** start Available data **

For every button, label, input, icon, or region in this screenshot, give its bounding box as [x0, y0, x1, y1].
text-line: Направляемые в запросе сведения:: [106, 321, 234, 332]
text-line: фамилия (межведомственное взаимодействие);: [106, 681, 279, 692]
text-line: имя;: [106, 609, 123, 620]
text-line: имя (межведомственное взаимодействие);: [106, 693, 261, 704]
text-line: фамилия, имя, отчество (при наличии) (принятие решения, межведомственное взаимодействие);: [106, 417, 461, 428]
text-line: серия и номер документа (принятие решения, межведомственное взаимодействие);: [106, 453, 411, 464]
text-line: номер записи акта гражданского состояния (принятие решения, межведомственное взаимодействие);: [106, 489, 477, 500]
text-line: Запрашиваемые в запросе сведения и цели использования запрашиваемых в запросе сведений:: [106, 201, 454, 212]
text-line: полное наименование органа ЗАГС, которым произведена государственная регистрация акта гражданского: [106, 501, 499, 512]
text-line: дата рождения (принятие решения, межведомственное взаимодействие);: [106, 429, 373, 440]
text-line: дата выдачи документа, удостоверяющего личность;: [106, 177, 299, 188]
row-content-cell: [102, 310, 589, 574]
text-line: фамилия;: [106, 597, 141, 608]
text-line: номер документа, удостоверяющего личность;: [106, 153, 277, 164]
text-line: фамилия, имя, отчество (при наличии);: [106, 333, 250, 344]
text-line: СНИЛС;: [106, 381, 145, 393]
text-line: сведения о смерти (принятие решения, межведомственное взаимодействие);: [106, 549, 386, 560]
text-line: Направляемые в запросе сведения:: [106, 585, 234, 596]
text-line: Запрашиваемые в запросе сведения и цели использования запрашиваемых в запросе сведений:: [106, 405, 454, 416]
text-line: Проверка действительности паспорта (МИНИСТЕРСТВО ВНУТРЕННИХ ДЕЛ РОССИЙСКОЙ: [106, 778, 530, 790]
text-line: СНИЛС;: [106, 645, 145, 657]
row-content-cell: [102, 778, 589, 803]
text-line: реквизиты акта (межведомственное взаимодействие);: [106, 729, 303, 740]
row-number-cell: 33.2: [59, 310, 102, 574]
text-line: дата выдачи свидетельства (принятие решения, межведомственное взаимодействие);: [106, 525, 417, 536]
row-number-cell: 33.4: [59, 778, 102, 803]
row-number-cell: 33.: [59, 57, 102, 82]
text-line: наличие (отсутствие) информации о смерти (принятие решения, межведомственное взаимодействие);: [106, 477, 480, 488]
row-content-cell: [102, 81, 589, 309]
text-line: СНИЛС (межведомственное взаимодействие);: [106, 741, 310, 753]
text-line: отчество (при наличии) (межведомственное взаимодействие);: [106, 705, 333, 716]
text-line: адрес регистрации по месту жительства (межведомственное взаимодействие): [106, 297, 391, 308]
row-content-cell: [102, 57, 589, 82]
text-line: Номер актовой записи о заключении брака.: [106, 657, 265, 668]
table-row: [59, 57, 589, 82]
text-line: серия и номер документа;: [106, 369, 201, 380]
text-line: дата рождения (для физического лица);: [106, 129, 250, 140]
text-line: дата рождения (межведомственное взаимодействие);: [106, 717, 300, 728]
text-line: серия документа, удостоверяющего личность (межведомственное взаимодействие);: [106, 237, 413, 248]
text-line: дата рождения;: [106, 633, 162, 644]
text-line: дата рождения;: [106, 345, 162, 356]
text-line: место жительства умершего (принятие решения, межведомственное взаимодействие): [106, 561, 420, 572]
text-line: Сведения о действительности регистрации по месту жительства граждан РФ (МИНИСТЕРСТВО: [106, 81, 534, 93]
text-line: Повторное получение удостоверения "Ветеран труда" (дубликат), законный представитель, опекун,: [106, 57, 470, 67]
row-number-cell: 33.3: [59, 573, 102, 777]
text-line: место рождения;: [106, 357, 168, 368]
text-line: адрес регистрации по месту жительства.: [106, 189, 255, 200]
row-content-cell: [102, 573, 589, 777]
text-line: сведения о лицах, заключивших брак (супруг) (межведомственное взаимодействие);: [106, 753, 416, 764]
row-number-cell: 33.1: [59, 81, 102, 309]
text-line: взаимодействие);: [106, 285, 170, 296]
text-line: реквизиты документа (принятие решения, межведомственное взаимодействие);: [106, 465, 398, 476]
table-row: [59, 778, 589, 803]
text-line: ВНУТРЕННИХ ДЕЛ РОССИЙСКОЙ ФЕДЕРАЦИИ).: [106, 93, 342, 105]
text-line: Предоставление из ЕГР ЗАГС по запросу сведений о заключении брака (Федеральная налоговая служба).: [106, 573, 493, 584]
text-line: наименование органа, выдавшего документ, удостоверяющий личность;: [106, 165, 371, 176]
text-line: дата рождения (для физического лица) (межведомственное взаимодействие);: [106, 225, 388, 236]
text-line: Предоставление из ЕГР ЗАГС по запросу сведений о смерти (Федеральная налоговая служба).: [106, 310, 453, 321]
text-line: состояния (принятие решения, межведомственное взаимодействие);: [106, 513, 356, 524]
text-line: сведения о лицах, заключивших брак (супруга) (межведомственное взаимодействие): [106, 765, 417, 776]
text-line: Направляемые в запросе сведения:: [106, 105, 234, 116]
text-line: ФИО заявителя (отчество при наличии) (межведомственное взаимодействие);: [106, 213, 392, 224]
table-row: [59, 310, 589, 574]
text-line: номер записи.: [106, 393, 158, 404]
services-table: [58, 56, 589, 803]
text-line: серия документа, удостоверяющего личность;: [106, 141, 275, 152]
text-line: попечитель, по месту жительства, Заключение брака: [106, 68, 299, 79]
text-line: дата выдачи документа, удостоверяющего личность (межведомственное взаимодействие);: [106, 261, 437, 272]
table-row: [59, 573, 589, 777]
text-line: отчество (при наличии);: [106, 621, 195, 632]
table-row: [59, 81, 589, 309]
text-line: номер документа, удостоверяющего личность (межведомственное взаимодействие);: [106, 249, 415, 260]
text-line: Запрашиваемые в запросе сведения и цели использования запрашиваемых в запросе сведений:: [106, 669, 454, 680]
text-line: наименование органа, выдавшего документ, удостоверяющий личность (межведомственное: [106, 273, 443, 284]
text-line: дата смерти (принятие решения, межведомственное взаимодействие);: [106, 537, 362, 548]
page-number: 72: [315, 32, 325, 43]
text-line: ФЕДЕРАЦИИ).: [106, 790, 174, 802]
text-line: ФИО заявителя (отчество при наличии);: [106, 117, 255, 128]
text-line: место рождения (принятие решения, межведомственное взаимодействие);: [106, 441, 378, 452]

** end Available data **

Task: Reproduce the material verbatim from its first line through the line containing "585, 234, 596]", including both of those lines.

Solution for this exercise:
For every button, label, input, icon, or region in this screenshot, give its bounding box as [x0, y0, x1, y1].
text-line: Направляемые в запросе сведения:: [106, 321, 234, 332]
text-line: фамилия (межведомственное взаимодействие);: [106, 681, 279, 692]
text-line: имя;: [106, 609, 123, 620]
text-line: имя (межведомственное взаимодействие);: [106, 693, 261, 704]
text-line: фамилия, имя, отчество (при наличии) (принятие решения, межведомственное взаимодействие);: [106, 417, 461, 428]
text-line: серия и номер документа (принятие решения, межведомственное взаимодействие);: [106, 453, 411, 464]
text-line: номер записи акта гражданского состояния (принятие решения, межведомственное взаимодействие);: [106, 489, 477, 500]
text-line: Запрашиваемые в запросе сведения и цели использования запрашиваемых в запросе сведений:: [106, 201, 454, 212]
text-line: полное наименование органа ЗАГС, которым произведена государственная регистрация акта гражданского: [106, 501, 499, 512]
text-line: дата рождения (принятие решения, межведомственное взаимодействие);: [106, 429, 373, 440]
text-line: дата выдачи документа, удостоверяющего личность;: [106, 177, 299, 188]
row-content-cell: [102, 310, 589, 574]
text-line: фамилия;: [106, 597, 141, 608]
text-line: номер документа, удостоверяющего личность;: [106, 153, 277, 164]
text-line: фамилия, имя, отчество (при наличии);: [106, 333, 250, 344]
text-line: СНИЛС;: [106, 381, 145, 393]
text-line: сведения о смерти (принятие решения, межведомственное взаимодействие);: [106, 549, 386, 560]
text-line: Направляемые в запросе сведения:: [106, 585, 234, 596]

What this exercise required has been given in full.